[Request]:
A line counts if it contains the word "clearly" at least once. State how many such lines the records contain, giving the number alone.

[Dataset records]:
══════════
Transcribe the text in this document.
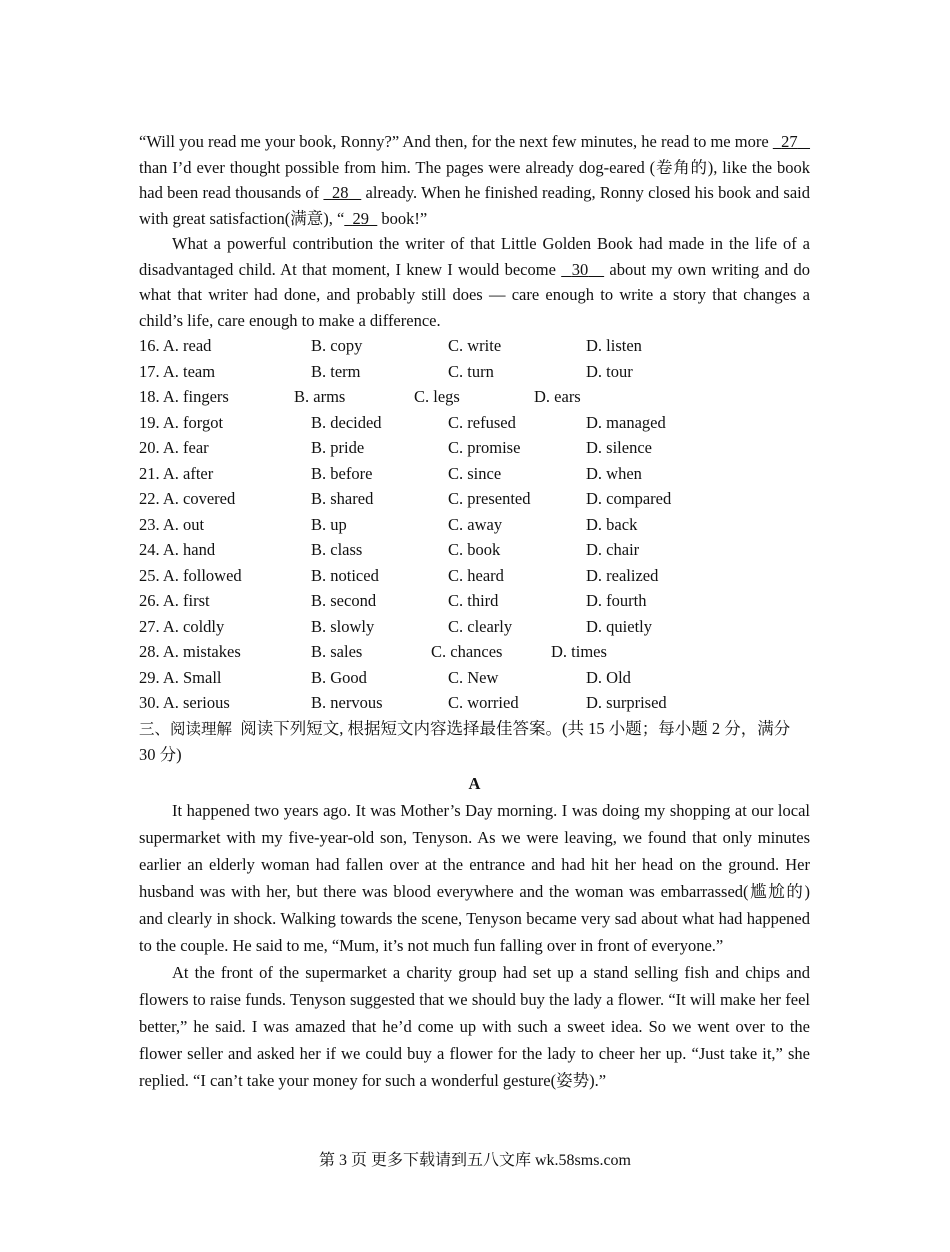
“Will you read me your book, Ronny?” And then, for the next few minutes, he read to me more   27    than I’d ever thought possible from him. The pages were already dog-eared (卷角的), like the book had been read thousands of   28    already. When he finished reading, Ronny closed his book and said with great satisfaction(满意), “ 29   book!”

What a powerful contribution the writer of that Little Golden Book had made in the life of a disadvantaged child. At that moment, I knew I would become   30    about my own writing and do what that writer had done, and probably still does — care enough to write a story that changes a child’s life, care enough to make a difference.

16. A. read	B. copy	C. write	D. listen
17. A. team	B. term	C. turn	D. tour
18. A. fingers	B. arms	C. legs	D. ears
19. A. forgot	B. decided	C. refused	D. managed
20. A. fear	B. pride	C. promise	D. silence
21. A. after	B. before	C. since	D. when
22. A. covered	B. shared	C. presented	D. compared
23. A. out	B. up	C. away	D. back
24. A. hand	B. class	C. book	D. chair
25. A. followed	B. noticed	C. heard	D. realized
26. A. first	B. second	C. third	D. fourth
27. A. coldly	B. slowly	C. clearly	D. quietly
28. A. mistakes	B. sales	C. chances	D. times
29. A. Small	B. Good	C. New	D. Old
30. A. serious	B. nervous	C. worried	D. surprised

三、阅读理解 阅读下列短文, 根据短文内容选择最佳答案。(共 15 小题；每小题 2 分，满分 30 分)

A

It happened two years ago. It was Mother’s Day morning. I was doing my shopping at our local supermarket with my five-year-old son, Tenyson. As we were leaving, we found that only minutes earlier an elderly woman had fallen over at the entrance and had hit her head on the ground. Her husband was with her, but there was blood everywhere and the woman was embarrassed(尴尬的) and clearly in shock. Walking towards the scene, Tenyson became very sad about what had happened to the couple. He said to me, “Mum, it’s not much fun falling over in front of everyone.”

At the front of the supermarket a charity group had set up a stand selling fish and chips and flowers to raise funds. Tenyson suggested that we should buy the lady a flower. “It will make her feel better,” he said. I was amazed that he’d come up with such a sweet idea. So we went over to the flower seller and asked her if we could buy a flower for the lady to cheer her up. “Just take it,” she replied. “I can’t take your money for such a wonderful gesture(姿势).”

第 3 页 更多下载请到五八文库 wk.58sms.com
══════════
[Output of the exercise]:
2